| Brief a |
Print the autumn poem excerpt below word for word, from the translator credit through the final line of commentary.

Translated by Renata Gorczynski
Autumn is always too early.
The peonies are still blooming, bees
are still working out ideal states,
and the cold bayonets of autumn
suddenly glint in the fields and the wind
What is its origin? Why should it destroy
dreams, arbors, memories?
The alien enters the hushed woods,
anger advancing, insinuating plague;
woodsmoke, the raucous howls
Autumn rips away leaves, names,
fruit, it covers the borders and paths,
extinguishes lamps and tapers; young
autumn, lips purpled, embraces
mortal creatures, stealing
Sap flows, sacrificed blood,
wine, oil, wild rivers,
yellow rivers swollen with corpses,
the curse flowing on: mud, lava, avalanche,
Breathless autumn, racing, blue
knives glinting in her glance.
She scythes names like herbs with her keen
sickle, merciless in her blaze
and her breath. Anonymous letter, terror,
If the autumn of 2017 seems a bit more menacing than usual to some of us, there is reason for it. In Zagajewski’s poem, the season rips, extinguishes, and is merciless, personified as a raging “she,” hoisting bayonets, who embraces creatures and steals away their very breath. The imagery in this piece hurts–that penultimate stanza–and the anonymity of the letter, terror, that closes the poem leaves me rattled and uneasy.

| Brief b |
Render the listing below as a Markdown table with columns "No." and "Entry", one row per line and no rows for blank lines. Begin at the first line of the listing and stop after the line containing "heart-icon bbox=[512, 1256, 564, 1304]".

| Data records |
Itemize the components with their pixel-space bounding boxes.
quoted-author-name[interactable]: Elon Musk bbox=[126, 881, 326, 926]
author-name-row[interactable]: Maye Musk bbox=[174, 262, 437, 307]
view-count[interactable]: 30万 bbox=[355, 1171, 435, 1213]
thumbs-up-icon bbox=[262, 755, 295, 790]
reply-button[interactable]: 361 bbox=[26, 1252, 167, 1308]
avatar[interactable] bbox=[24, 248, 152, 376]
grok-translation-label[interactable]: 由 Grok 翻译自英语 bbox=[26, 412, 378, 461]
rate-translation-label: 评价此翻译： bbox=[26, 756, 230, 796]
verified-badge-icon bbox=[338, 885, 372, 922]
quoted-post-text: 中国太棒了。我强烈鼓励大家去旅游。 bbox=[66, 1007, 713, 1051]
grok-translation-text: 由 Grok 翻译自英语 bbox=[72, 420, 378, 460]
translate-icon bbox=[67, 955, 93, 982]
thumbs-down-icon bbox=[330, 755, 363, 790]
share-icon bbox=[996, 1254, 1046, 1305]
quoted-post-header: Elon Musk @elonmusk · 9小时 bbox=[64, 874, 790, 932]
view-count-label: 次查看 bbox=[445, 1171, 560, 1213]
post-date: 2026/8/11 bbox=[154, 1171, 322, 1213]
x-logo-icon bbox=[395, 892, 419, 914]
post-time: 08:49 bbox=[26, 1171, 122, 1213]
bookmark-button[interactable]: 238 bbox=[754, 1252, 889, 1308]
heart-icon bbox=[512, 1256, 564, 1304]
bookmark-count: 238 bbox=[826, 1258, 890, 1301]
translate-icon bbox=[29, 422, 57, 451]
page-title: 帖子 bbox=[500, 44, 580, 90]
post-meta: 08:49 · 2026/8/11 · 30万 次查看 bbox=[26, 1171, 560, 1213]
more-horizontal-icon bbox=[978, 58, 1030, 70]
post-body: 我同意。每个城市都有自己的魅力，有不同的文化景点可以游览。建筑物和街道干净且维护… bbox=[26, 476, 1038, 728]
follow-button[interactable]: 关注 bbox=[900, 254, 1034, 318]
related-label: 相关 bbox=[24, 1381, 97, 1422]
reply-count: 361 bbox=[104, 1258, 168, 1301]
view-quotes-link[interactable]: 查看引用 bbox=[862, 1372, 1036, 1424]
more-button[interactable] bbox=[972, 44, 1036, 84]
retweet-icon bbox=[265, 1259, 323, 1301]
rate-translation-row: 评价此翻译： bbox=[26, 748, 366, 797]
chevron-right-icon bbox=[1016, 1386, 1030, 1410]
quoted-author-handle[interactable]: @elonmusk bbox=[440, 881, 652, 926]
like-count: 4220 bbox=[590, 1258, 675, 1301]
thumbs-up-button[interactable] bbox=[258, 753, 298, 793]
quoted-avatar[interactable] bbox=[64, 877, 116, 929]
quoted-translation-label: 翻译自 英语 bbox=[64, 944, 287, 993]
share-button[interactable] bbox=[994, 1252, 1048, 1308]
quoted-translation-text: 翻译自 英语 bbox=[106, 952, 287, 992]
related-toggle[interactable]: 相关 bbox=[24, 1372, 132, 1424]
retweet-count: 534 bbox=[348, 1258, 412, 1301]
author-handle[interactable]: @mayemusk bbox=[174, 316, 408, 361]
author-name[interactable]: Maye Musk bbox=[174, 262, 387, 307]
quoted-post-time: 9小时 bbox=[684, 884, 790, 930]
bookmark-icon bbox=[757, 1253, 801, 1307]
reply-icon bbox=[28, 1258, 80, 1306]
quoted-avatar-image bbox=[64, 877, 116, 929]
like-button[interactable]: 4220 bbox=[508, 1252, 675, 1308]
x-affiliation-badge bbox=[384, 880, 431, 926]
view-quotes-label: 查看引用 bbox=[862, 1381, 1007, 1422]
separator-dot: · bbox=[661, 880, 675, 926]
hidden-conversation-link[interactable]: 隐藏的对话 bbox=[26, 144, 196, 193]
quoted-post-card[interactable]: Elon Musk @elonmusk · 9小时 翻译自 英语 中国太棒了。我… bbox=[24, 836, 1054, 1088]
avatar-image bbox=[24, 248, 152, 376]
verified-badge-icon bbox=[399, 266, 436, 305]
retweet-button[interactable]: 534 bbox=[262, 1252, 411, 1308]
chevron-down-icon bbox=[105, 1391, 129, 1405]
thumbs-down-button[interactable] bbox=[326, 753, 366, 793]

| Finished answer a |
Translated by Renata Gorczynski
Autumn is always too early.
The peonies are still blooming, bees
are still working out ideal states,
and the cold bayonets of autumn
suddenly glint in the fields and the wind
What is its origin? Why should it destroy
dreams, arbors, memories?
The alien enters the hushed woods,
anger advancing, insinuating plague;
woodsmoke, the raucous howls
Autumn rips away leaves, names,
fruit, it covers the borders and paths,
extinguishes lamps and tapers; young
autumn, lips purpled, embraces
mortal creatures, stealing
Sap flows, sacrificed blood,
wine, oil, wild rivers,
yellow rivers swollen with corpses,
the curse flowing on: mud, lava, avalanche,
Breathless autumn, racing, blue
knives glinting in her glance.
She scythes names like herbs with her keen
sickle, merciless in her blaze
and her breath. Anonymous letter, terror,
If the autumn of 2017 seems a bit more menacing than usual to some of us, there is reason for it. In Zagajewski’s poem, the season rips, extinguishes, and is merciless, personified as a raging “she,” hoisting bayonets, who embraces creatures and steals away their very breath. The imagery in this piece hurts–that penultimate stanza–and the anonymity of the letter, terror, that closes the poem leaves me rattled and uneasy.

| Finished answer b |
| No. | Entry |
|---|---|
| 1 | Itemize the components with their pixel-space bounding boxes. |
| 2 | quoted-author-name[interactable]: Elon Musk bbox=[126, 881, 326, 926] |
| 3 | author-name-row[interactable]: Maye Musk bbox=[174, 262, 437, 307] |
| 4 | view-count[interactable]: 30万 bbox=[355, 1171, 435, 1213] |
| 5 | thumbs-up-icon bbox=[262, 755, 295, 790] |
| 6 | reply-button[interactable]: 361 bbox=[26, 1252, 167, 1308] |
| 7 | avatar[interactable] bbox=[24, 248, 152, 376] |
| 8 | grok-translation-label[interactable]: 由 Grok 翻译自英语 bbox=[26, 412, 378, 461] |
| 9 | rate-translation-label: 评价此翻译： bbox=[26, 756, 230, 796] |
| 10 | verified-badge-icon bbox=[338, 885, 372, 922] |
| 11 | quoted-post-text: 中国太棒了。我强烈鼓励大家去旅游。 bbox=[66, 1007, 713, 1051] |
| 12 | grok-translation-text: 由 Grok 翻译自英语 bbox=[72, 420, 378, 460] |
| 13 | translate-icon bbox=[67, 955, 93, 982] |
| 14 | thumbs-down-icon bbox=[330, 755, 363, 790] |
| 15 | share-icon bbox=[996, 1254, 1046, 1305] |
| 16 | quoted-post-header: Elon Musk @elonmusk · 9小时 bbox=[64, 874, 790, 932] |
| 17 | view-count-label: 次查看 bbox=[445, 1171, 560, 1213] |
| 18 | post-date: 2026/8/11 bbox=[154, 1171, 322, 1213] |
| 19 | x-logo-icon bbox=[395, 892, 419, 914] |
| 20 | post-time: 08:49 bbox=[26, 1171, 122, 1213] |
| 21 | bookmark-button[interactable]: 238 bbox=[754, 1252, 889, 1308] |
| 22 | heart-icon bbox=[512, 1256, 564, 1304] |